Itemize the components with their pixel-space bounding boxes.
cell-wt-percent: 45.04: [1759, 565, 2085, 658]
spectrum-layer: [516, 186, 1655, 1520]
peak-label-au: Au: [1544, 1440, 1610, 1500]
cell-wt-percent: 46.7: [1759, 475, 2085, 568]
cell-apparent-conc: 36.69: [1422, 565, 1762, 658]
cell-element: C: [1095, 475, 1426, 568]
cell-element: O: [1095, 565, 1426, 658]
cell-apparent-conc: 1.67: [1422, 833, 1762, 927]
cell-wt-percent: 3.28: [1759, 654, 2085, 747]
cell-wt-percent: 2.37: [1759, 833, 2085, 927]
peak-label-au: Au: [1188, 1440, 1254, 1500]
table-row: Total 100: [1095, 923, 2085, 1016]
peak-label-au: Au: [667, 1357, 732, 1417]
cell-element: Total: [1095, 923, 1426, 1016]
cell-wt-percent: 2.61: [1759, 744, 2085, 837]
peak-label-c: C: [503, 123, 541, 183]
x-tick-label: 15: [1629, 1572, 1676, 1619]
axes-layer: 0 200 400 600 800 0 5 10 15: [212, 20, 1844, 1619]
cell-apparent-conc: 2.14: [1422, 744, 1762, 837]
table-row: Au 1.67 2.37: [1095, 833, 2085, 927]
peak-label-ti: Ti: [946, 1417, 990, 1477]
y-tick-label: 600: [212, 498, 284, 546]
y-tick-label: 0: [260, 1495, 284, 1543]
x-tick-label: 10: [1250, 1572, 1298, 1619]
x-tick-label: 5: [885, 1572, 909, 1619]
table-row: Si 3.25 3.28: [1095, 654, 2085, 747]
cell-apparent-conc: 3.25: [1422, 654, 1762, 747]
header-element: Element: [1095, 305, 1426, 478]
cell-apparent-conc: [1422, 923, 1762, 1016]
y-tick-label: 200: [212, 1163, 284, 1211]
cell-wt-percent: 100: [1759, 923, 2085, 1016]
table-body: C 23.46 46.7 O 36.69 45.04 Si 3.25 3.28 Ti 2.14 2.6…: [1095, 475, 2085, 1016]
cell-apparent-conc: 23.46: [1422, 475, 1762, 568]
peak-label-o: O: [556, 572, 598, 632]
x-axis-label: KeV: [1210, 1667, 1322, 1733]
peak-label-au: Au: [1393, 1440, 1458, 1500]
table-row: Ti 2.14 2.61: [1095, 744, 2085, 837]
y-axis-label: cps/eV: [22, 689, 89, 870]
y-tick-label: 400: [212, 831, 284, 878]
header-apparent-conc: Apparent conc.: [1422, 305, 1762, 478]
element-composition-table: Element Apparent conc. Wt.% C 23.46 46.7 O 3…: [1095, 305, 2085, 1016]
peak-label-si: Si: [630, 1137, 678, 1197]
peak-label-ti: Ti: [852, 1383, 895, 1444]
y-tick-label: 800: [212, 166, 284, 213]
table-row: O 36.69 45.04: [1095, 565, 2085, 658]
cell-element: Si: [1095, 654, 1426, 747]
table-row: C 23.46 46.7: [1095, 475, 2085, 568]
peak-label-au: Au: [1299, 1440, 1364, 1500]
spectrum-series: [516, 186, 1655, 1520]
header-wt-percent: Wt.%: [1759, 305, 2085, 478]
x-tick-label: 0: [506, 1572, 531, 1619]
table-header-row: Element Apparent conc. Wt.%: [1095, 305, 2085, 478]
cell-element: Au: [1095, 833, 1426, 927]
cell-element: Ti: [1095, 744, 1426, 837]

-------

*Short problem:* Reproduce every line of the items above verbatim.

*Task answer:*
Itemize the components with their pixel-space bounding boxes.
cell-wt-percent: 45.04: [1759, 565, 2085, 658]
spectrum-layer: [516, 186, 1655, 1520]
peak-label-au: Au: [1544, 1440, 1610, 1500]
cell-wt-percent: 46.7: [1759, 475, 2085, 568]
cell-apparent-conc: 36.69: [1422, 565, 1762, 658]
cell-element: C: [1095, 475, 1426, 568]
cell-element: O: [1095, 565, 1426, 658]
cell-apparent-conc: 1.67: [1422, 833, 1762, 927]
cell-wt-percent: 3.28: [1759, 654, 2085, 747]
cell-wt-percent: 2.37: [1759, 833, 2085, 927]
peak-label-au: Au: [1188, 1440, 1254, 1500]
table-row: Total 100: [1095, 923, 2085, 1016]
peak-label-au: Au: [667, 1357, 732, 1417]
cell-element: Total: [1095, 923, 1426, 1016]
cell-wt-percent: 2.61: [1759, 744, 2085, 837]
peak-label-c: C: [503, 123, 541, 183]
x-tick-label: 15: [1629, 1572, 1676, 1619]
axes-layer: 0 200 400 600 800 0 5 10 15: [212, 20, 1844, 1619]
cell-apparent-conc: 2.14: [1422, 744, 1762, 837]
table-row: Au 1.67 2.37: [1095, 833, 2085, 927]
peak-label-ti: Ti: [946, 1417, 990, 1477]
y-tick-label: 600: [212, 498, 284, 546]
y-tick-label: 0: [260, 1495, 284, 1543]
x-tick-label: 10: [1250, 1572, 1298, 1619]
x-tick-label: 5: [885, 1572, 909, 1619]
table-row: Si 3.25 3.28: [1095, 654, 2085, 747]
cell-apparent-conc: 3.25: [1422, 654, 1762, 747]
header-element: Element: [1095, 305, 1426, 478]
cell-apparent-conc: [1422, 923, 1762, 1016]
y-tick-label: 200: [212, 1163, 284, 1211]
cell-wt-percent: 100: [1759, 923, 2085, 1016]
table-body: C 23.46 46.7 O 36.69 45.04 Si 3.25 3.28 Ti 2.14 2.6…: [1095, 475, 2085, 1016]
cell-apparent-conc: 23.46: [1422, 475, 1762, 568]
peak-label-o: O: [556, 572, 598, 632]
x-axis-label: KeV: [1210, 1667, 1322, 1733]
peak-label-au: Au: [1393, 1440, 1458, 1500]
table-row: Ti 2.14 2.61: [1095, 744, 2085, 837]
y-axis-label: cps/eV: [22, 689, 89, 870]
y-tick-label: 400: [212, 831, 284, 878]
header-apparent-conc: Apparent conc.: [1422, 305, 1762, 478]
element-composition-table: Element Apparent conc. Wt.% C 23.46 46.7 O 3…: [1095, 305, 2085, 1016]
peak-label-si: Si: [630, 1137, 678, 1197]
peak-label-ti: Ti: [852, 1383, 895, 1444]
y-tick-label: 800: [212, 166, 284, 213]
table-row: O 36.69 45.04: [1095, 565, 2085, 658]
cell-element: Si: [1095, 654, 1426, 747]
table-row: C 23.46 46.7: [1095, 475, 2085, 568]
peak-label-au: Au: [1299, 1440, 1364, 1500]
spectrum-series: [516, 186, 1655, 1520]
header-wt-percent: Wt.%: [1759, 305, 2085, 478]
x-tick-label: 0: [506, 1572, 531, 1619]
table-header-row: Element Apparent conc. Wt.%: [1095, 305, 2085, 478]
cell-element: Au: [1095, 833, 1426, 927]
cell-element: Ti: [1095, 744, 1426, 837]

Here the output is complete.